◆ Exercise description:
In the material below, find every line with "đích" and pull it out.

◆ Exercise materials:
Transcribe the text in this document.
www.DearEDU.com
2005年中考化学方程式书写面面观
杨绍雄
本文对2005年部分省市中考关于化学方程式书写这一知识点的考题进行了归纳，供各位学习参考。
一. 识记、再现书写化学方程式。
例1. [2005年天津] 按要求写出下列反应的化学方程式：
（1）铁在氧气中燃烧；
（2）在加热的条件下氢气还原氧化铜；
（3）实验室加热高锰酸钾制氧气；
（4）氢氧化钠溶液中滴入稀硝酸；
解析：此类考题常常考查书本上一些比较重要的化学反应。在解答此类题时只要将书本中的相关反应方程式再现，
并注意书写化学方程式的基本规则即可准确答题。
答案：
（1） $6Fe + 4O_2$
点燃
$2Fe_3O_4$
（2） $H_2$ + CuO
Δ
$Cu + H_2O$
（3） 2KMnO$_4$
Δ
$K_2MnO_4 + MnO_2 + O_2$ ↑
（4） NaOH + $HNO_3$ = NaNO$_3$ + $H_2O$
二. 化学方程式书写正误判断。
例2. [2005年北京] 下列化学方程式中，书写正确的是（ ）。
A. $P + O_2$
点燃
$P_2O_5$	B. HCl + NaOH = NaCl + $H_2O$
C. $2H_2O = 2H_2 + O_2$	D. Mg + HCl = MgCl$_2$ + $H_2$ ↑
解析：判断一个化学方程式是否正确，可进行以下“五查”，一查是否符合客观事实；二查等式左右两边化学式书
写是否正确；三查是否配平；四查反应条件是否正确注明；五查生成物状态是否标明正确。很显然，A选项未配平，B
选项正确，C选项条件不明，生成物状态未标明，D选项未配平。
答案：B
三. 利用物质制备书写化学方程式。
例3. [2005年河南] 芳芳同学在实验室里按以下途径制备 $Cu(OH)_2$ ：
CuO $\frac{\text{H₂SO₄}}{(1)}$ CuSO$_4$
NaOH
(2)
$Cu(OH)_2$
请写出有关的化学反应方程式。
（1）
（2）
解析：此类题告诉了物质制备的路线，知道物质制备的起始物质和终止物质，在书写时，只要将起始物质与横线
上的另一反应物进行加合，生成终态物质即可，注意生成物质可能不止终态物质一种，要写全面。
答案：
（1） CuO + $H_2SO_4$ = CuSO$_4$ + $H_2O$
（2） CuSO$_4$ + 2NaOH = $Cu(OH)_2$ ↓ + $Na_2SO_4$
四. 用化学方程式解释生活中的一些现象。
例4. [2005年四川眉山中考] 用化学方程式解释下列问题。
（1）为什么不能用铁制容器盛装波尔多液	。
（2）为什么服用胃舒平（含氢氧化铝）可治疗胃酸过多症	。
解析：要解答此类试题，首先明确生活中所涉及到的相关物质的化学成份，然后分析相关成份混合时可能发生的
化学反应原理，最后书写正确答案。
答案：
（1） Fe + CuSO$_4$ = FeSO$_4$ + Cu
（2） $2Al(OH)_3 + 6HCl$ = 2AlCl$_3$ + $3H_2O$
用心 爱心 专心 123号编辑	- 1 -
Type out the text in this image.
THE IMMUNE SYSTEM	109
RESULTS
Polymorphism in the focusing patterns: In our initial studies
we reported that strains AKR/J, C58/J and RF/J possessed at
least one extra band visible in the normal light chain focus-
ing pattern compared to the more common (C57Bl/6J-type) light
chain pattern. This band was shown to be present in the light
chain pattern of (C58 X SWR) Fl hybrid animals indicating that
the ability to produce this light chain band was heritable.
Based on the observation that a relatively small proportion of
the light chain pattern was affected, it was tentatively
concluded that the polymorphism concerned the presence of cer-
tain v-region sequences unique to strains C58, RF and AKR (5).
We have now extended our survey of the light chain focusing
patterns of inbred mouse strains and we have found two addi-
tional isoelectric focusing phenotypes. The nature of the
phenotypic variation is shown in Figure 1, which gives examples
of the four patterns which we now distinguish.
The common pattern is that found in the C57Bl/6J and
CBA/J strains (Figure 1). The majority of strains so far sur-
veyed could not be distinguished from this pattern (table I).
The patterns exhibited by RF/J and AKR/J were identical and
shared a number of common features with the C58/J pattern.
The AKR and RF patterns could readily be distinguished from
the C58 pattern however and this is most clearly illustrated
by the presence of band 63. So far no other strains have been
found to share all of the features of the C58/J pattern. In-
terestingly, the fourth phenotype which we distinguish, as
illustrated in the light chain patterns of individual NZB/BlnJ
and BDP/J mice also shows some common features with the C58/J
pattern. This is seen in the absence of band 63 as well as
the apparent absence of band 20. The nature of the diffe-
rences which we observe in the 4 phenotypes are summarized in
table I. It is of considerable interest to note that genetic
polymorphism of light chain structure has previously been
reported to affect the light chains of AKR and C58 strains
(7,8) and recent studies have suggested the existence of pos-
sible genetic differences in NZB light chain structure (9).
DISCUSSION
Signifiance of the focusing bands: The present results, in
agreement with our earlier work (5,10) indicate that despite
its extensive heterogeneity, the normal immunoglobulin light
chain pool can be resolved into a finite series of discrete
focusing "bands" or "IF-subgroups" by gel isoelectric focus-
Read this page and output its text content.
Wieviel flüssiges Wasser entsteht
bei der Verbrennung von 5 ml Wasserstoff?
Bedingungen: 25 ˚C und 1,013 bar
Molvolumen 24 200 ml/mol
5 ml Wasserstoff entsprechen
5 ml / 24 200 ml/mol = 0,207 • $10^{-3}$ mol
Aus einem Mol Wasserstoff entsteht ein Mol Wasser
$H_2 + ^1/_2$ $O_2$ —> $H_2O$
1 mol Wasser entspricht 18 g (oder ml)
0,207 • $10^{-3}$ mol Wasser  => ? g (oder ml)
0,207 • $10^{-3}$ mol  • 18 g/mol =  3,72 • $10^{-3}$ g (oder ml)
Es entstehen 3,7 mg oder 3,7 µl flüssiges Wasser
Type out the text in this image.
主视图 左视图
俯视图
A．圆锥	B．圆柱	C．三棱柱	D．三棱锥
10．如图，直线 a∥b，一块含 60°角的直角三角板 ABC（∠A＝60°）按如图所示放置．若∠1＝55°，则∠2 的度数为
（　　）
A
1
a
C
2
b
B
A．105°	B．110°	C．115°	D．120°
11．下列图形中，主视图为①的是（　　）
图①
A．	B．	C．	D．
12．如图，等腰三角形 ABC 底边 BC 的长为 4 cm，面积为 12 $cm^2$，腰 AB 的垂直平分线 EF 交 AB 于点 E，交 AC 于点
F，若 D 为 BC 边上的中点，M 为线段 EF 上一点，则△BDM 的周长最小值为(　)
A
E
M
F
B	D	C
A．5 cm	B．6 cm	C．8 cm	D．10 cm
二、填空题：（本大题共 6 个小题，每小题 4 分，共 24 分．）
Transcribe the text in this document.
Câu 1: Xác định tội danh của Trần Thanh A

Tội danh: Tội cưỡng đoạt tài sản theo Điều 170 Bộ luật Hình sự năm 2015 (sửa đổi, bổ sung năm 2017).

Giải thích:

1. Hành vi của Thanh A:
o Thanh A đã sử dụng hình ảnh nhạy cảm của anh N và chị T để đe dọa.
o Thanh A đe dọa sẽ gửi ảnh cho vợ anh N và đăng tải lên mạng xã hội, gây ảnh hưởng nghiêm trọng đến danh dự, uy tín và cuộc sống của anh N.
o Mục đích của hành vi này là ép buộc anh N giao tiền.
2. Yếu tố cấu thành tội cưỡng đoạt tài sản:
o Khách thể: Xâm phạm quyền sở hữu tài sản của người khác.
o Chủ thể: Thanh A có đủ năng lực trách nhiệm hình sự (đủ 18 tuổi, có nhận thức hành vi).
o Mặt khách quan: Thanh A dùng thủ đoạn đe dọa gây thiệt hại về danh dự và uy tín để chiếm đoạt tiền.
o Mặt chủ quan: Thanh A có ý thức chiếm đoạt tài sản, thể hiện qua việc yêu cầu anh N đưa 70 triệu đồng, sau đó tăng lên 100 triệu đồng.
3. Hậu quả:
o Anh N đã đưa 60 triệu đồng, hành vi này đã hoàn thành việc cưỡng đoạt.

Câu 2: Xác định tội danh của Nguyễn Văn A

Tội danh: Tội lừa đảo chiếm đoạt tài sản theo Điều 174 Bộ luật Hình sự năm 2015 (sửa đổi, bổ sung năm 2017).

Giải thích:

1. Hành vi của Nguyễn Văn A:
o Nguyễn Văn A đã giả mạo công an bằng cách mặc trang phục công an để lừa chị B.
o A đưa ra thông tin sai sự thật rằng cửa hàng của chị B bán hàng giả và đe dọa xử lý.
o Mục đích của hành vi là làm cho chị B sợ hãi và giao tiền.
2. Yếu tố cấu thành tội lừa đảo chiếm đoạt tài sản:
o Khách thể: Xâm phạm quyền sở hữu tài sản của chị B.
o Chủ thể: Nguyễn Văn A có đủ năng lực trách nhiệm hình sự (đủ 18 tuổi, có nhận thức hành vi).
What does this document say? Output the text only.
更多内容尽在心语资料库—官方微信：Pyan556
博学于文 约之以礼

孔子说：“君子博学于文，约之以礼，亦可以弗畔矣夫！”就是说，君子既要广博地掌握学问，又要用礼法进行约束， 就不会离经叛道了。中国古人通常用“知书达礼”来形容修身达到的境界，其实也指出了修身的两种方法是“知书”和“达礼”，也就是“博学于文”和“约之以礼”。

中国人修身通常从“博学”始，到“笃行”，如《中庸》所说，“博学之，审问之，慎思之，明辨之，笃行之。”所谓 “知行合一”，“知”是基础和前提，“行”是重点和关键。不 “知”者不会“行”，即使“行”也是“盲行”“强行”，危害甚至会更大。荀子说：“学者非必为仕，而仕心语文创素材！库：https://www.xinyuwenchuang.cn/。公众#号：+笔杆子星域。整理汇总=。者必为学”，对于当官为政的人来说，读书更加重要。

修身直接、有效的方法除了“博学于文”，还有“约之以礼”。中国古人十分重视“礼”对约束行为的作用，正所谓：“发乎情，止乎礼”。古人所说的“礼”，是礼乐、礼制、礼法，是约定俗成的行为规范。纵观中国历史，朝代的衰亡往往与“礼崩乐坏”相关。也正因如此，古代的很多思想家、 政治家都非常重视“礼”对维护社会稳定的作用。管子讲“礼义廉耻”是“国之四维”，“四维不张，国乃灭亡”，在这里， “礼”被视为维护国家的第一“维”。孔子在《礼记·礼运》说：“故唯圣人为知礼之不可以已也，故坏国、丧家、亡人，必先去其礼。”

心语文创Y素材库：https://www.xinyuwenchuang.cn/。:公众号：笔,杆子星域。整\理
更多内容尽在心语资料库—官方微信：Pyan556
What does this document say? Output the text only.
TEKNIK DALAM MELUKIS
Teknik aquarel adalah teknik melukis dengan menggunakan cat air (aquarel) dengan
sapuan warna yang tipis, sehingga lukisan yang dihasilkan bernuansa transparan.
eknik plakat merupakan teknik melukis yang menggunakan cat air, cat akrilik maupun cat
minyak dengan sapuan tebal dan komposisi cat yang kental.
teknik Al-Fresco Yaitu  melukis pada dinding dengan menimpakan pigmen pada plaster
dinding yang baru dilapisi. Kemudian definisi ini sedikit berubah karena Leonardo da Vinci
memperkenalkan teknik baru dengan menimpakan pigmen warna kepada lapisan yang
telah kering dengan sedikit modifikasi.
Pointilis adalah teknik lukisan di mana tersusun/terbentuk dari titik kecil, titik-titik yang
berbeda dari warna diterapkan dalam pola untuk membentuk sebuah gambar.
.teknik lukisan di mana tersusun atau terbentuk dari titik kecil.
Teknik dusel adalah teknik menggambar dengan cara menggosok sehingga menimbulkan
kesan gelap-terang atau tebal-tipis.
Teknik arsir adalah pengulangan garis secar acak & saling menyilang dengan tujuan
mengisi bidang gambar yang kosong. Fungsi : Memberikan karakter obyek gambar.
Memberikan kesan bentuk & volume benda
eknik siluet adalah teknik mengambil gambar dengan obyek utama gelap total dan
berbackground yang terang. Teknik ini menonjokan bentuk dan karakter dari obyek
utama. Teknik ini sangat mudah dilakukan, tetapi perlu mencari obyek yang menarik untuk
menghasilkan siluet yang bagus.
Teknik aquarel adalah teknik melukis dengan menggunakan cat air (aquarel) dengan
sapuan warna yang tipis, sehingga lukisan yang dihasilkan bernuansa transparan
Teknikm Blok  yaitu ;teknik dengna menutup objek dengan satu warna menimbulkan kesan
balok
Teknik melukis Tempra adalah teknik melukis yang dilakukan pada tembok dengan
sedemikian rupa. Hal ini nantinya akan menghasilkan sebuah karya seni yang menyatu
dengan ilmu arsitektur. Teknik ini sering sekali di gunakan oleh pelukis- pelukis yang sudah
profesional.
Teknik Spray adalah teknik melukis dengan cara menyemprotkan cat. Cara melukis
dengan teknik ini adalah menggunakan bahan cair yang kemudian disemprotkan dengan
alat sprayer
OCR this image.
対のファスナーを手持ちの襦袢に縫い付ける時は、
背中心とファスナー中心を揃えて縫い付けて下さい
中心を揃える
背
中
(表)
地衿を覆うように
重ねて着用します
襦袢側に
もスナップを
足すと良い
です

◆ Task solution:
o Mục đích của hành vi này là ép buộc anh N giao tiền.
o Mục đích của hành vi là làm cho chị B sợ hãi và giao tiền.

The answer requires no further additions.